What the exercise asks: Where a line contains the string "said", copy that line.

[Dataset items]
○ ○ ○ ○ ○ ○ ○

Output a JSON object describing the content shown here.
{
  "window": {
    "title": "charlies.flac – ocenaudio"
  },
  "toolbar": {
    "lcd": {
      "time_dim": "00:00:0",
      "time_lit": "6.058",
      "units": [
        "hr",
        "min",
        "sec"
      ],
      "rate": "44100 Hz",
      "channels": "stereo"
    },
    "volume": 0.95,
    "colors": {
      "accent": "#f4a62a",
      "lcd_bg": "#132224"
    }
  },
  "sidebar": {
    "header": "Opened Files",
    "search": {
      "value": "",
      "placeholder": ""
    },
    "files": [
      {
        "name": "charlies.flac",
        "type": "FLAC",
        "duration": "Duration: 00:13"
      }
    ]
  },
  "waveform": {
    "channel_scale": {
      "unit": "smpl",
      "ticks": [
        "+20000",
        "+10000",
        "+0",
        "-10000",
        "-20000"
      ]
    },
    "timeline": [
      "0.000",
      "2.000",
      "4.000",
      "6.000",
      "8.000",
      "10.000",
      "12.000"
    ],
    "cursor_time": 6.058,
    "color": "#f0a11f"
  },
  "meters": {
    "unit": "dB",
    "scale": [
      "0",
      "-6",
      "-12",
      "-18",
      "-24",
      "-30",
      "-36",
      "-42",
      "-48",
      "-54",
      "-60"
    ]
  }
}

○ ○ ○ ○ ○ ○ ○

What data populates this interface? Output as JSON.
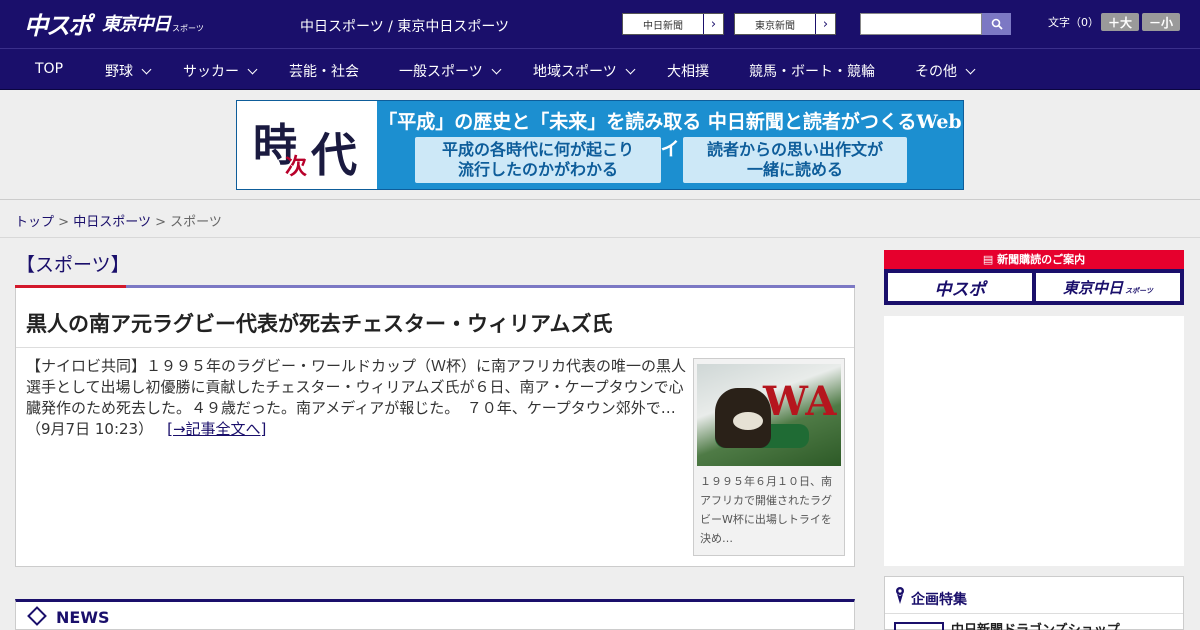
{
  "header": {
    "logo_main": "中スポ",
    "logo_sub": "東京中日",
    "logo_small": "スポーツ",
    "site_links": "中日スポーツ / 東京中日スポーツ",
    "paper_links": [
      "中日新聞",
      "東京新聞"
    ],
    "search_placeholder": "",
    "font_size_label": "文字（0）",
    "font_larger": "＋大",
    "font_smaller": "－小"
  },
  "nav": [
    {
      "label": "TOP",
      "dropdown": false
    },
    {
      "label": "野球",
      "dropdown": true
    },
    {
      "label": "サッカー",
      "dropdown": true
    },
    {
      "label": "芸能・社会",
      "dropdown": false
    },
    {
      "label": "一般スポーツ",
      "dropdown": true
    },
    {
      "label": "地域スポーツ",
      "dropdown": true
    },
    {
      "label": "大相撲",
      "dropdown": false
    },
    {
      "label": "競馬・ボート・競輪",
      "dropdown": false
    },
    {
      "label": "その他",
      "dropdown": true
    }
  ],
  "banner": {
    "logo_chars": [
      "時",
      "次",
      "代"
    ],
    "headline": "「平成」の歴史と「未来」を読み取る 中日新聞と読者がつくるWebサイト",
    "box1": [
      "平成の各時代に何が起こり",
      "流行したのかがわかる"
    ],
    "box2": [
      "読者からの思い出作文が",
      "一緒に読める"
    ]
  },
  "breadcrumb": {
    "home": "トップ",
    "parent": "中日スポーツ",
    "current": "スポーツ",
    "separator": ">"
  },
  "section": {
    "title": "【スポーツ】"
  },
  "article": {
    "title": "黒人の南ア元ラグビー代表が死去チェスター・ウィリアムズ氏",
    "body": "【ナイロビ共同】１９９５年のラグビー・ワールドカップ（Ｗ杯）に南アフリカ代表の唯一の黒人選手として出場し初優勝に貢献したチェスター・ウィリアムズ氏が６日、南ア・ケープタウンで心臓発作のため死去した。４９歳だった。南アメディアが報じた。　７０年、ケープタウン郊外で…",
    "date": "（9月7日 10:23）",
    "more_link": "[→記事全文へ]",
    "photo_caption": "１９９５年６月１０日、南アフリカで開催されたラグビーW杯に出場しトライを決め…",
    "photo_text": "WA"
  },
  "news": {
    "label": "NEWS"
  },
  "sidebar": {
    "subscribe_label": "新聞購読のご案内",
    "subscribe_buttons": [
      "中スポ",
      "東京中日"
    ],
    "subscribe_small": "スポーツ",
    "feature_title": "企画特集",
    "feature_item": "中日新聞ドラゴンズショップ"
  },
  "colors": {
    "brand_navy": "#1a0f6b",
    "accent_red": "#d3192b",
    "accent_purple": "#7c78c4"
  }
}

○ ○ ○ ○ ○ ○ ○

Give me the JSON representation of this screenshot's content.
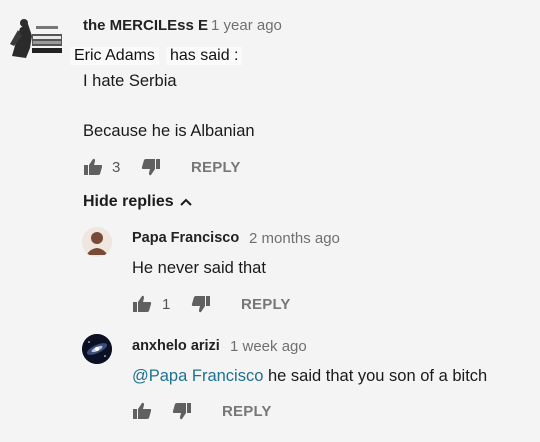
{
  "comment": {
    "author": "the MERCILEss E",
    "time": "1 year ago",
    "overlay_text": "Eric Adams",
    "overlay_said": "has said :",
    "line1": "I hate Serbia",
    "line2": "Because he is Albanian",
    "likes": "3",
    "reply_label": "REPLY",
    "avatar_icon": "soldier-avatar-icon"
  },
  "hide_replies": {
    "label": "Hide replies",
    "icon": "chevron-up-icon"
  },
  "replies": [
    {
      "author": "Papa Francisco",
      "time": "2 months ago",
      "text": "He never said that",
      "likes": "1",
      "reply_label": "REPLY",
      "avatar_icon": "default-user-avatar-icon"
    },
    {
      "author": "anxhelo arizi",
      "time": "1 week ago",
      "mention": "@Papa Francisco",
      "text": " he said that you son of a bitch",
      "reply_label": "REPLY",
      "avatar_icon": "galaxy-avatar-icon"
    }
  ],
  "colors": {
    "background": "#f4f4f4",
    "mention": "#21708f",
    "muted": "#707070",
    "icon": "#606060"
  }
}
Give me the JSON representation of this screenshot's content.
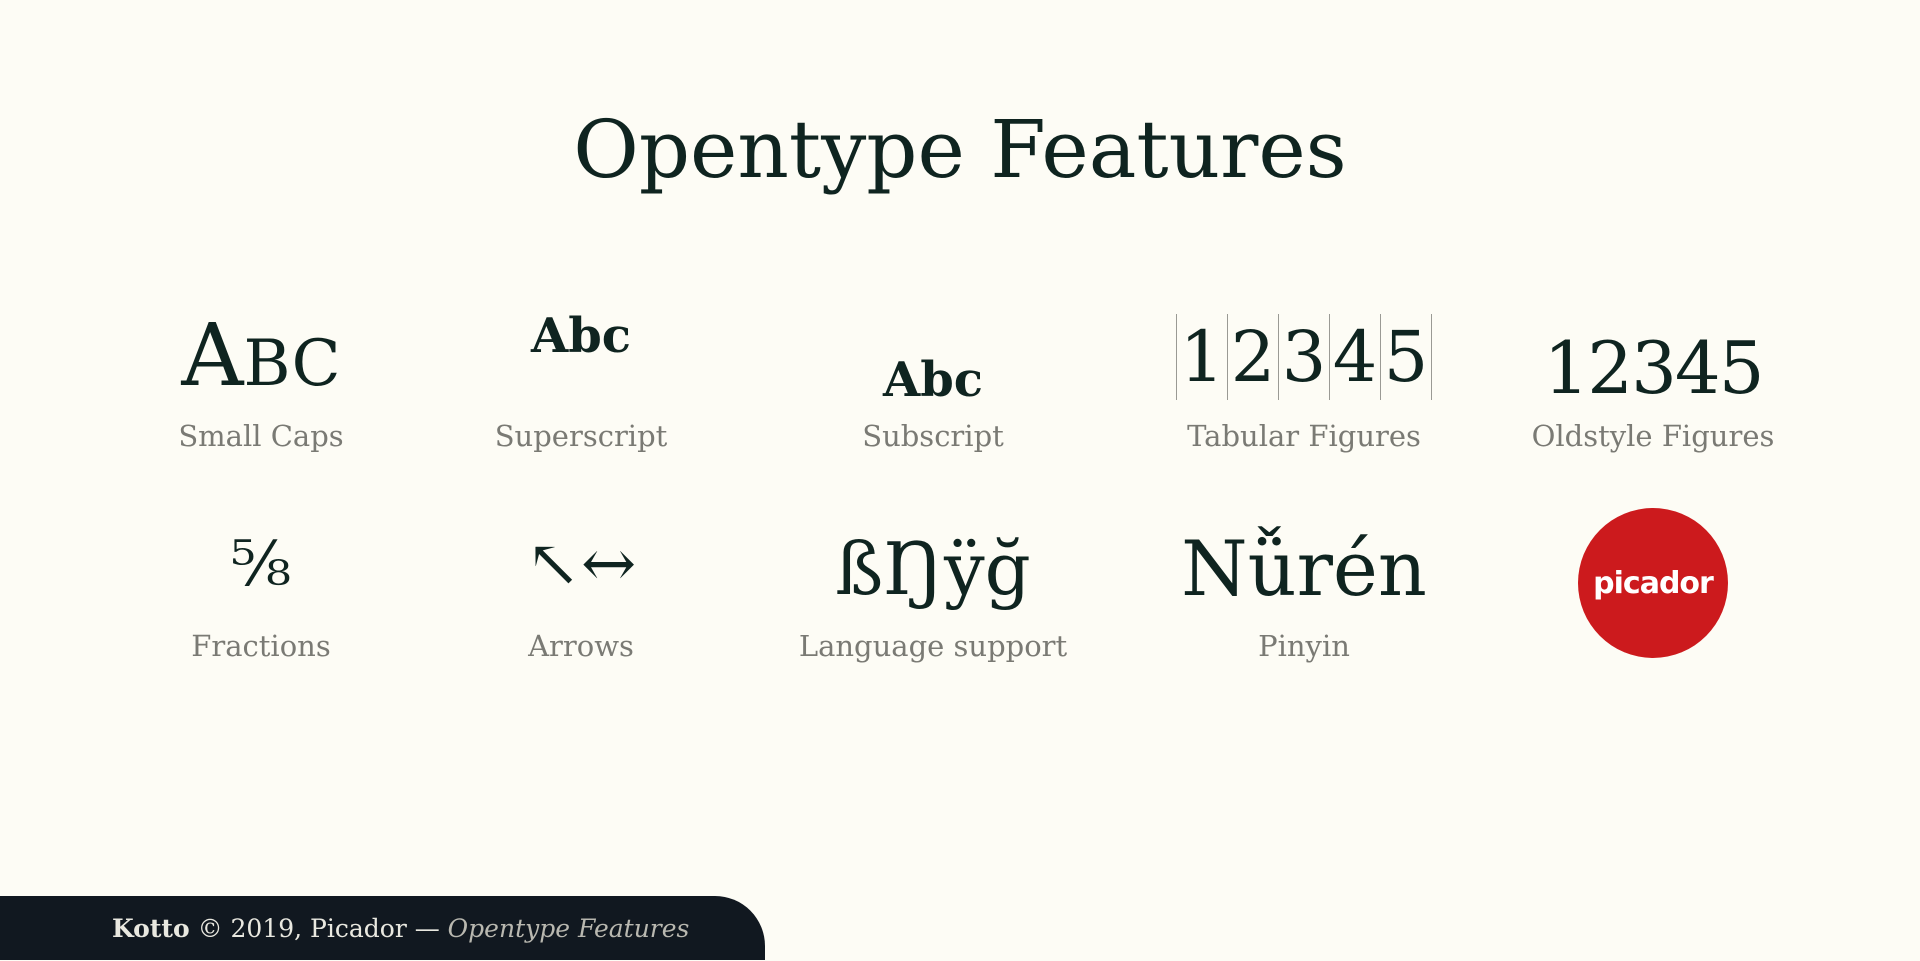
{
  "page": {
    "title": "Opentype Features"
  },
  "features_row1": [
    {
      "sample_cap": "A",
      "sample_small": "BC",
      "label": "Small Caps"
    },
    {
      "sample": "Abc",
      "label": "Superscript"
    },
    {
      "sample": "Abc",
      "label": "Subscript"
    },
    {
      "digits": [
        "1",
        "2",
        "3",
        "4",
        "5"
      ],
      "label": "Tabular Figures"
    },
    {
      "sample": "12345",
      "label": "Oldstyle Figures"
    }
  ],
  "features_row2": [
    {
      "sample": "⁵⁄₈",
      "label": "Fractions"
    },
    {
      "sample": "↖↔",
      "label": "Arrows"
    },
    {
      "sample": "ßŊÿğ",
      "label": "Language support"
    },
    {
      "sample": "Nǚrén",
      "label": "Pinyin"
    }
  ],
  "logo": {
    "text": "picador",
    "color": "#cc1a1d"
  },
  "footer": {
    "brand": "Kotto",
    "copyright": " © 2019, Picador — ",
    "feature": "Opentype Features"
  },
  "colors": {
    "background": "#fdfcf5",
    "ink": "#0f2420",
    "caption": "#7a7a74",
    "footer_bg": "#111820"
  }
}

○ ○ ○ ○ ○ ○ ○

Task response:
    "overlay_said": "has said :",
      "text": "He never said that",
      "text": " he said that you son of a bitch",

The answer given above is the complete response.